--- Goal ---
Only lines with the string "primer" matter here; gather them from the material below.

Start of Provided material

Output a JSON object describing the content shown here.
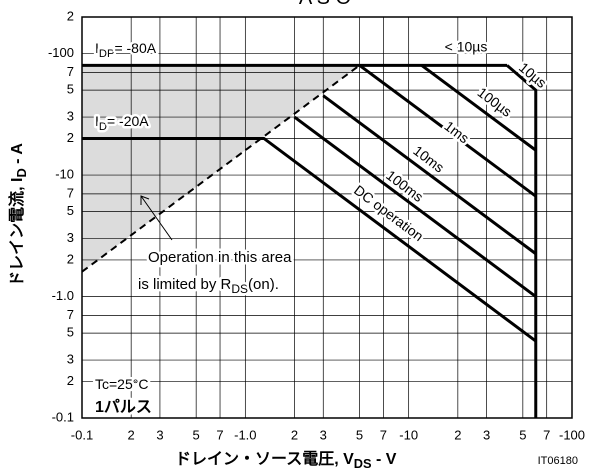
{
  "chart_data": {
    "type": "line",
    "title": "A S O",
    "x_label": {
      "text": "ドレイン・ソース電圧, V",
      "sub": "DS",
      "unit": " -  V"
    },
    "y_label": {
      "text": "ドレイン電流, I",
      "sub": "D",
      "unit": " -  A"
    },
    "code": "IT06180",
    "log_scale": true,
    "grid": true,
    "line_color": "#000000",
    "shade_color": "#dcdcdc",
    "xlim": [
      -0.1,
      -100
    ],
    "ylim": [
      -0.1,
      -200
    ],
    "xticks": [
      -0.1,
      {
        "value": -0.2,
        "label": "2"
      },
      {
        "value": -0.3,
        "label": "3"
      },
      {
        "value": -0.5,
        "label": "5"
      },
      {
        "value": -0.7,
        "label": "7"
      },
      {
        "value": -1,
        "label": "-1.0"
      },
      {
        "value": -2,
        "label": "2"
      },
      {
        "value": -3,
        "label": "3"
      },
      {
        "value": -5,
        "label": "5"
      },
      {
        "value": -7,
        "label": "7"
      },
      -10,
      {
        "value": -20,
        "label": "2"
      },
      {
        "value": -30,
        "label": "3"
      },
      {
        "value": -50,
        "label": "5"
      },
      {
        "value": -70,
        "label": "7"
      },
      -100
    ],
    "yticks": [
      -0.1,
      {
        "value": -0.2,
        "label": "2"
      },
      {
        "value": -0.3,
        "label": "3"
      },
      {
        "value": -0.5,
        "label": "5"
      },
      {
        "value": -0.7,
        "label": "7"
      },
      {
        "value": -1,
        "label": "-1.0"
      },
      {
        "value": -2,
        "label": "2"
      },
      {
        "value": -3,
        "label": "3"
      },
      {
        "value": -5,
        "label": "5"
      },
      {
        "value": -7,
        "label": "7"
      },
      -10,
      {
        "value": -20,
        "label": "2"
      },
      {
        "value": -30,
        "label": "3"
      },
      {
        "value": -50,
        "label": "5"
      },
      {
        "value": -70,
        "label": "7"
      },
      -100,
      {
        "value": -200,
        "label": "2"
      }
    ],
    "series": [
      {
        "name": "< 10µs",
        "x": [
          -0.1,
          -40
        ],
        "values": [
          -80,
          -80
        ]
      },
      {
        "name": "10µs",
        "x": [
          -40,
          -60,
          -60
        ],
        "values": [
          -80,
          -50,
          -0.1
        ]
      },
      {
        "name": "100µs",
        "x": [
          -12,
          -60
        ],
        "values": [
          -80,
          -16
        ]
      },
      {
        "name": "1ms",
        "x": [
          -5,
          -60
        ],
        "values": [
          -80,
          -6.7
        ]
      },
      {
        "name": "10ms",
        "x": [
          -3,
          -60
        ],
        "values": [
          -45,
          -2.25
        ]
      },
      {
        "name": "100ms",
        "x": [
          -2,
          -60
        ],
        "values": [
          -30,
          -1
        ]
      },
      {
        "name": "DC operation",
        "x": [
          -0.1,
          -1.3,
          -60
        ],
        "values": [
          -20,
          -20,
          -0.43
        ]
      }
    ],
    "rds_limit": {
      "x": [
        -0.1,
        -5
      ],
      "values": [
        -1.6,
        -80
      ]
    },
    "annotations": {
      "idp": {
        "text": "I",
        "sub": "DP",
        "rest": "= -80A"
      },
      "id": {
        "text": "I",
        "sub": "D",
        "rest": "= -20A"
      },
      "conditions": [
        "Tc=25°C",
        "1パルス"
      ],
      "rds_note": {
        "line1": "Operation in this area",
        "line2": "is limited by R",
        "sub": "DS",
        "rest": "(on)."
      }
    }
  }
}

End of Provided material
Start of Provided material

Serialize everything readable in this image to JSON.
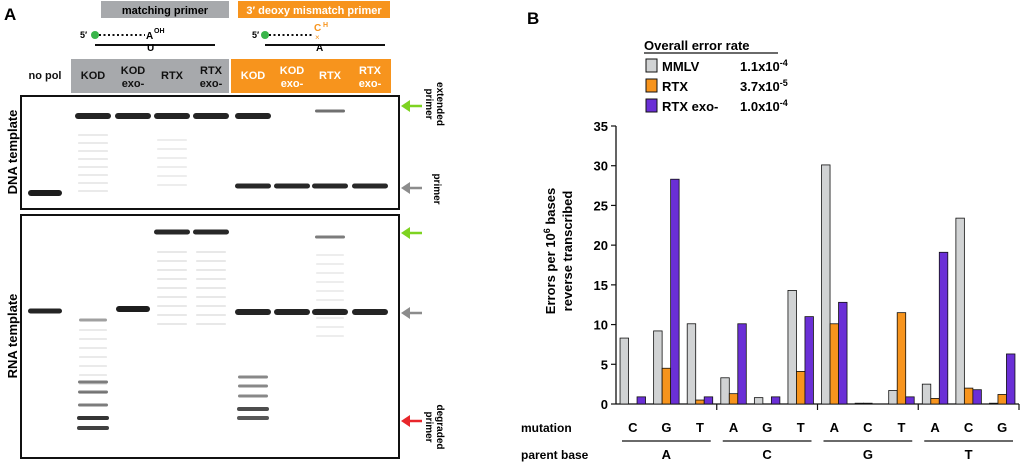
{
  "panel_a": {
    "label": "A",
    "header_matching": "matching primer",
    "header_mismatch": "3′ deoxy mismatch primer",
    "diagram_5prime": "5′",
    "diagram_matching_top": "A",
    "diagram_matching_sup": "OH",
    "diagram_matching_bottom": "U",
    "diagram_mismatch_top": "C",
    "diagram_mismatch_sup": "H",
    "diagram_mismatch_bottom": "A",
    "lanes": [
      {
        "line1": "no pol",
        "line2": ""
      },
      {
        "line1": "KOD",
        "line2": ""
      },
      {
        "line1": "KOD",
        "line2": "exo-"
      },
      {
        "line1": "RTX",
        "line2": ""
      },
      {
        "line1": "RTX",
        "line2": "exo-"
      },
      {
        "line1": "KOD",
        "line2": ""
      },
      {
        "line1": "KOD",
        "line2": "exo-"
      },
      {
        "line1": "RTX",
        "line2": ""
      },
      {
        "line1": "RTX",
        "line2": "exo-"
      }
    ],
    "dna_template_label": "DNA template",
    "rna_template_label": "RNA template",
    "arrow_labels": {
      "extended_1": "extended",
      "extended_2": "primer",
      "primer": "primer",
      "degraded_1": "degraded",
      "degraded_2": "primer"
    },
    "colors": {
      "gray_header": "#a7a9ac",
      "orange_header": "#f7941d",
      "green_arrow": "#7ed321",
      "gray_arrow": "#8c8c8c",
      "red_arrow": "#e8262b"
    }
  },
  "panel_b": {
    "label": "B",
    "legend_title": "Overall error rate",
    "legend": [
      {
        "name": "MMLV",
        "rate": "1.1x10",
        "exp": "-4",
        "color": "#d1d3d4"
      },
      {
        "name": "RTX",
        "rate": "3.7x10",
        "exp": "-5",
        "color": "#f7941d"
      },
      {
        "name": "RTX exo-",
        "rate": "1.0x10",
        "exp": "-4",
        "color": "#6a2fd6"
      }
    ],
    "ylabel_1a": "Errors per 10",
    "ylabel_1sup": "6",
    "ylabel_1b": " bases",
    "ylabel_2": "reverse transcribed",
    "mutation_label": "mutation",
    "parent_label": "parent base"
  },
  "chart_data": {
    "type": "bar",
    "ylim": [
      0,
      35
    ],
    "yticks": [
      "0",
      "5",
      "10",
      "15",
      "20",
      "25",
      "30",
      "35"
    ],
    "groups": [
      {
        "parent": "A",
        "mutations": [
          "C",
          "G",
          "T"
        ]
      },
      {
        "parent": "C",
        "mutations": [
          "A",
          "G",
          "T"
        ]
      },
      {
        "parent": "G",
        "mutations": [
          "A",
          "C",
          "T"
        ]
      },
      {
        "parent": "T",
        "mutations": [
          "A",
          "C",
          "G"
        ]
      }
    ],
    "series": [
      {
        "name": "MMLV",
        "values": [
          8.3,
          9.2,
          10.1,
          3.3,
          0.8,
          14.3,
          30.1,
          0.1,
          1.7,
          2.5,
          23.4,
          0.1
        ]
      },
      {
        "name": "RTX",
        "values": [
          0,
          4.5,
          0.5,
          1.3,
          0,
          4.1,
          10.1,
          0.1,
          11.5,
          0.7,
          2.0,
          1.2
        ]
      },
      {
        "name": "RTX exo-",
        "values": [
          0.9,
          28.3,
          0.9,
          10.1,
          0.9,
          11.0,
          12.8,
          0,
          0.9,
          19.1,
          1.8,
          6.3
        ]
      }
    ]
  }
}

End of Provided material
Start of Provided material

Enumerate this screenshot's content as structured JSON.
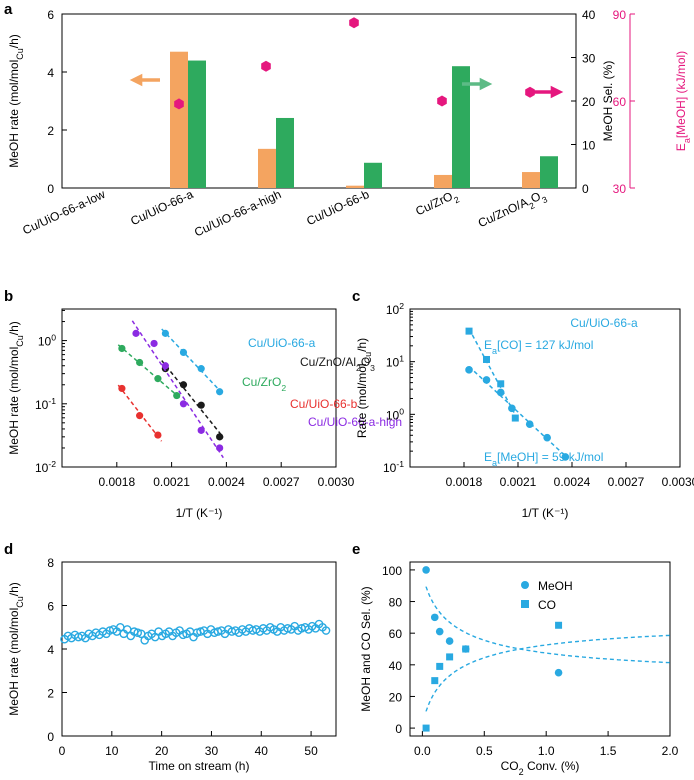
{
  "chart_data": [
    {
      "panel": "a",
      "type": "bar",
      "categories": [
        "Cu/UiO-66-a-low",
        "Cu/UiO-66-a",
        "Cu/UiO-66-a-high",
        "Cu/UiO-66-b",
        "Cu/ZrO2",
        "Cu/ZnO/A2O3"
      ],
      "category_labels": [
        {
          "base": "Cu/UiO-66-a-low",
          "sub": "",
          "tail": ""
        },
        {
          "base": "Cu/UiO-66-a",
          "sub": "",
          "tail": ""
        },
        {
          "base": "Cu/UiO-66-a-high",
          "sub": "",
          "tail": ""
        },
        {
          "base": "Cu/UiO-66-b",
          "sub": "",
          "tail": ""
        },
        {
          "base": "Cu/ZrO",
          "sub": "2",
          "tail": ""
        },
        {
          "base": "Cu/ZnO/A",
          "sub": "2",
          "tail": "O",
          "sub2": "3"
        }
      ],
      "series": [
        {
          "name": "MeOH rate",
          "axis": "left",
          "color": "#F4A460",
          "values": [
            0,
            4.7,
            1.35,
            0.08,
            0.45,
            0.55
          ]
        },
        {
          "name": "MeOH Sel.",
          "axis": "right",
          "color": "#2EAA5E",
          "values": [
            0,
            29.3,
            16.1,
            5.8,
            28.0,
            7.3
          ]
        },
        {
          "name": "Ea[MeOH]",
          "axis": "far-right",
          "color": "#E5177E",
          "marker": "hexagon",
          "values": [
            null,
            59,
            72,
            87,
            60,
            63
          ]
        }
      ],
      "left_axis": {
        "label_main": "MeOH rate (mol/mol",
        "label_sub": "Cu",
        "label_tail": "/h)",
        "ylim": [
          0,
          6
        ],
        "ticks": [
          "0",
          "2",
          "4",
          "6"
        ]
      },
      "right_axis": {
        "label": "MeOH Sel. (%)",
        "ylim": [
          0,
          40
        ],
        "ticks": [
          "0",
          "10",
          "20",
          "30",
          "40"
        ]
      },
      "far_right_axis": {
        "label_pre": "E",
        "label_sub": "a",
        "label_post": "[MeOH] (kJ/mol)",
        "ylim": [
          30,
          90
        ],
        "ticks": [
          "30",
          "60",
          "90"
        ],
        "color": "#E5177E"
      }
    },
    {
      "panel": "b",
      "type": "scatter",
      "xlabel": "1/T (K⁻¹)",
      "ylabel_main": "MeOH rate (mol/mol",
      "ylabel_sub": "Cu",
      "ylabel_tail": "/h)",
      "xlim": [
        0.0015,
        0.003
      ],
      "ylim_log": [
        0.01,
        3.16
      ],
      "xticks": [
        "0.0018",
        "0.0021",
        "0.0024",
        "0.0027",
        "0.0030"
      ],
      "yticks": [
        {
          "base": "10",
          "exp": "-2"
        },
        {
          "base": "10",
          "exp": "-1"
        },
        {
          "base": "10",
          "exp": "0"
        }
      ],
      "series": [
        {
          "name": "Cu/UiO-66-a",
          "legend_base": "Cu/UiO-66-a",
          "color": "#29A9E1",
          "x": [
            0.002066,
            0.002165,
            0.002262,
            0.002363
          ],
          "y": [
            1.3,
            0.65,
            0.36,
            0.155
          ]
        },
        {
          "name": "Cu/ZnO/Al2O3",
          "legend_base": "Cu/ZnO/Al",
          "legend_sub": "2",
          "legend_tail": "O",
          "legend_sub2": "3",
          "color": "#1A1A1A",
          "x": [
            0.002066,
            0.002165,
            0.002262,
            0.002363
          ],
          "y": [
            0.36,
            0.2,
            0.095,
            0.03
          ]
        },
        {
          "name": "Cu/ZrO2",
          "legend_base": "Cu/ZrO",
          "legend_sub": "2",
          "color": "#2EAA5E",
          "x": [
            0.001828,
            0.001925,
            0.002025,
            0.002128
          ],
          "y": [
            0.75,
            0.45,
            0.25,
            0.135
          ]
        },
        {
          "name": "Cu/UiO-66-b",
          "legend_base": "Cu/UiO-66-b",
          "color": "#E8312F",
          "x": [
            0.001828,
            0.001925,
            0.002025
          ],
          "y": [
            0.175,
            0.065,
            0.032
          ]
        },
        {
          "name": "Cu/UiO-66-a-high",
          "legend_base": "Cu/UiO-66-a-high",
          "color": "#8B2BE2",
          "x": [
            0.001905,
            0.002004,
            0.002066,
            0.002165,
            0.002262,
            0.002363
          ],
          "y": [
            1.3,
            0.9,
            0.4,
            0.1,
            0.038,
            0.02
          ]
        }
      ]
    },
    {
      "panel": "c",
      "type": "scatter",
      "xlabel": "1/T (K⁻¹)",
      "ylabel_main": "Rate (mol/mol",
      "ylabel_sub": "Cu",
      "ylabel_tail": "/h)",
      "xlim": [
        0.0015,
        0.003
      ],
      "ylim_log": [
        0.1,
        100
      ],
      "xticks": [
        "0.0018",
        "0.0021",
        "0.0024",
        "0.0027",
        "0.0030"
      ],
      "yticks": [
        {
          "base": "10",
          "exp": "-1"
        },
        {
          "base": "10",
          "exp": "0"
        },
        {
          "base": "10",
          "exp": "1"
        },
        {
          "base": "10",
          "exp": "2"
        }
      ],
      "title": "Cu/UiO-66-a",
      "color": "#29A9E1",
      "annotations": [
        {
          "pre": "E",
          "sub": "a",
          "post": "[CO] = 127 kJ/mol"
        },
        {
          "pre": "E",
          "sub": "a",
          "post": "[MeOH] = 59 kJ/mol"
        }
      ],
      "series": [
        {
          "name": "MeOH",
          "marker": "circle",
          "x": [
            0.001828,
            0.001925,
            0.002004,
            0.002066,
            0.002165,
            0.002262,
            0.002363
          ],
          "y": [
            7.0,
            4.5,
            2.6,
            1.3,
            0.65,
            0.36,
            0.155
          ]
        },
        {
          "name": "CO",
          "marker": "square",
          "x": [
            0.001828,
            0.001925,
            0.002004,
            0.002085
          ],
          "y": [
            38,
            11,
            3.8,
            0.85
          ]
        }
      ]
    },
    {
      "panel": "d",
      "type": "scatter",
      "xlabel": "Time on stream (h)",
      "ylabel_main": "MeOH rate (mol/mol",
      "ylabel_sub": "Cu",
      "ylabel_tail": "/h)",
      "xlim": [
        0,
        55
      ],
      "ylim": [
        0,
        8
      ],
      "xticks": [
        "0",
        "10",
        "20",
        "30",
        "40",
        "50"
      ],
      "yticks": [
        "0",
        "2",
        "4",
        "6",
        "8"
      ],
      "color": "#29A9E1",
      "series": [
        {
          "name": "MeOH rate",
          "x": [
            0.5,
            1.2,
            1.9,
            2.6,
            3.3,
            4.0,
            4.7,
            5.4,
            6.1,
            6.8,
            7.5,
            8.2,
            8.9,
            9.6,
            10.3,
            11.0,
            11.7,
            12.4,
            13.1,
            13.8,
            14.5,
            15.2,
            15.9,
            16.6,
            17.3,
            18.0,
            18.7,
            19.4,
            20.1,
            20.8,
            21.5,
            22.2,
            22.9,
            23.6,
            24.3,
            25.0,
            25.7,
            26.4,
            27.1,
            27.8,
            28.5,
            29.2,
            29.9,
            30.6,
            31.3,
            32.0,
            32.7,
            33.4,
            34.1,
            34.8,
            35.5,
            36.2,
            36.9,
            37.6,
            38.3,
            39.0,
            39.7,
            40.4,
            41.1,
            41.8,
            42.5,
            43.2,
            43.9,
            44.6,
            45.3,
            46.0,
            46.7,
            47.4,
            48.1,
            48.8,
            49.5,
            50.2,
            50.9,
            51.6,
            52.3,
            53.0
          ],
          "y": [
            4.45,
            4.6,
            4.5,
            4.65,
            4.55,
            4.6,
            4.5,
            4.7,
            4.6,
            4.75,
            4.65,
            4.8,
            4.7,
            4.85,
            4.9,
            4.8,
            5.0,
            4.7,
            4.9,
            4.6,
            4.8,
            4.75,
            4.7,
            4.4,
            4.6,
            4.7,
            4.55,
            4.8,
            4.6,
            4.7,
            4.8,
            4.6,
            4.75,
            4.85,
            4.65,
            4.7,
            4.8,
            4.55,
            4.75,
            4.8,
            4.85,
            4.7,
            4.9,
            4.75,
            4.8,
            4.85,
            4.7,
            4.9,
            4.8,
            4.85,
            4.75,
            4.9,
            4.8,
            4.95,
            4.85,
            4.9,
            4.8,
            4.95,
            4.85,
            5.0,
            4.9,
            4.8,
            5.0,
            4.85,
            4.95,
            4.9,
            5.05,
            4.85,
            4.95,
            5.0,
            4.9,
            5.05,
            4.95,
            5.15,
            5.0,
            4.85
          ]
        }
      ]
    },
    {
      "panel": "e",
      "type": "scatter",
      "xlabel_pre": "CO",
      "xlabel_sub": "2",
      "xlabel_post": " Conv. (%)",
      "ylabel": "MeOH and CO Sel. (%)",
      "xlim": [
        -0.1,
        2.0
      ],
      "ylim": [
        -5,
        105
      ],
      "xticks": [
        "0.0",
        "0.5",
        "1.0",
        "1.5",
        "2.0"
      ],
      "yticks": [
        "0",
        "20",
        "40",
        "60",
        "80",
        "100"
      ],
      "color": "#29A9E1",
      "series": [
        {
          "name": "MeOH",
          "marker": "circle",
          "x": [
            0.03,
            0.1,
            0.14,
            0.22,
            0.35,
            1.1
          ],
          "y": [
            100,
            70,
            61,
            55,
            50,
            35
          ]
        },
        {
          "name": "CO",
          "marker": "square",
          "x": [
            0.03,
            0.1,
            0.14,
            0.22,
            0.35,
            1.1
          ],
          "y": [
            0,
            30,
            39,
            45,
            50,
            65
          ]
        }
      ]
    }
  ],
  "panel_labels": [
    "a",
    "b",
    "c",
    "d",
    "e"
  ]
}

End of Provided material

--- Output below ---
    "header_matching": "matching primer",
    "header_mismatch": "3′ deoxy mismatch primer",
      "extended_2": "primer",
      "primer": "primer",
      "degraded_2": "primer"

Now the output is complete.